▶ **WHAT THIS TASK INVOLVES**: Below are some records. Count the lines with "abajo" in them and give nothing but the total.

========================

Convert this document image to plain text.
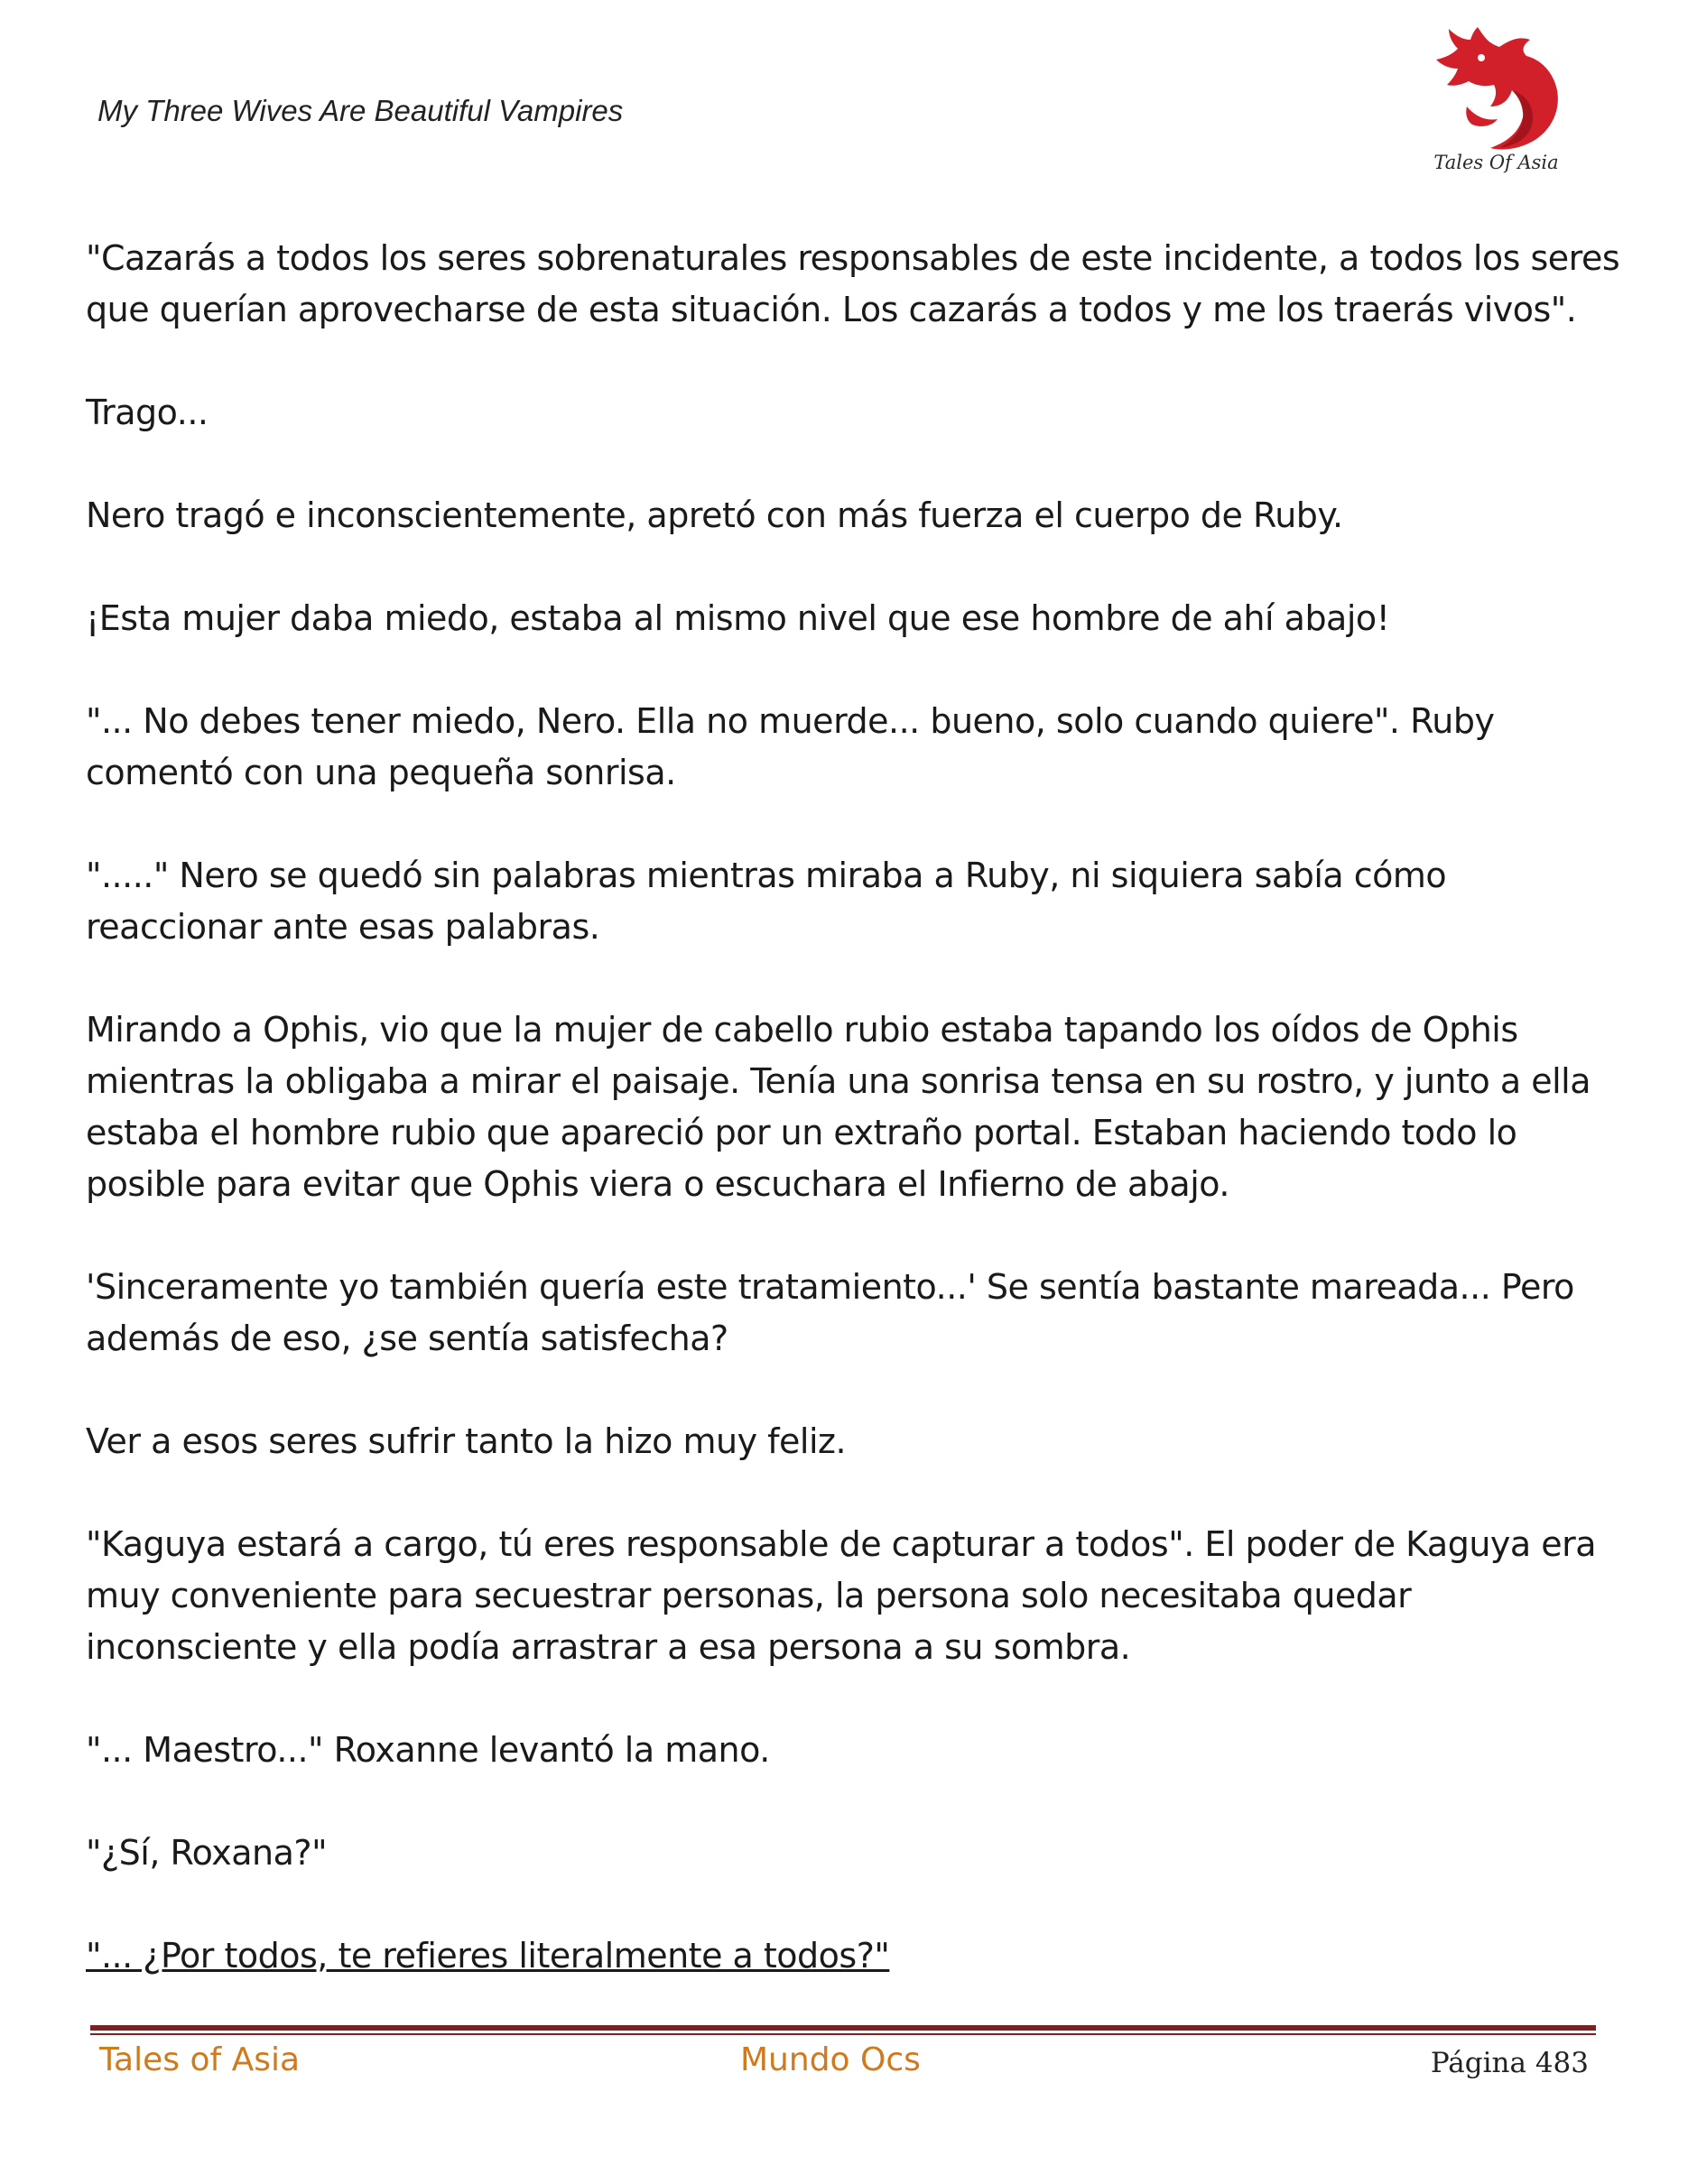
My Three Wives Are Beautiful Vampires
Tales Of Asia

"Cazarás a todos los seres sobrenaturales responsables de este incidente, a todos los seres que querían aprovecharse de esta situación. Los cazarás a todos y me los traerás vivos".

Trago...

Nero tragó e inconscientemente, apretó con más fuerza el cuerpo de Ruby.

¡Esta mujer daba miedo, estaba al mismo nivel que ese hombre de ahí abajo!

"... No debes tener miedo, Nero. Ella no muerde... bueno, solo cuando quiere". Ruby comentó con una pequeña sonrisa.

"....." Nero se quedó sin palabras mientras miraba a Ruby, ni siquiera sabía cómo reaccionar ante esas palabras.

Mirando a Ophis, vio que la mujer de cabello rubio estaba tapando los oídos de Ophis mientras la obligaba a mirar el paisaje. Tenía una sonrisa tensa en su rostro, y junto a ella estaba el hombre rubio que apareció por un extraño portal. Estaban haciendo todo lo posible para evitar que Ophis viera o escuchara el Infierno de abajo.

'Sinceramente yo también quería este tratamiento...' Se sentía bastante mareada... Pero además de eso, ¿se sentía satisfecha?

Ver a esos seres sufrir tanto la hizo muy feliz.

"Kaguya estará a cargo, tú eres responsable de capturar a todos". El poder de Kaguya era muy conveniente para secuestrar personas, la persona solo necesitaba quedar inconsciente y ella podía arrastrar a esa persona a su sombra.

"... Maestro..." Roxanne levantó la mano.

"¿Sí, Roxana?"

"... ¿Por todos, te refieres literalmente a todos?"

Tales of Asia	Mundo Ocs	Página 483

========================

▶ **EXPECTED OUTPUT**: 2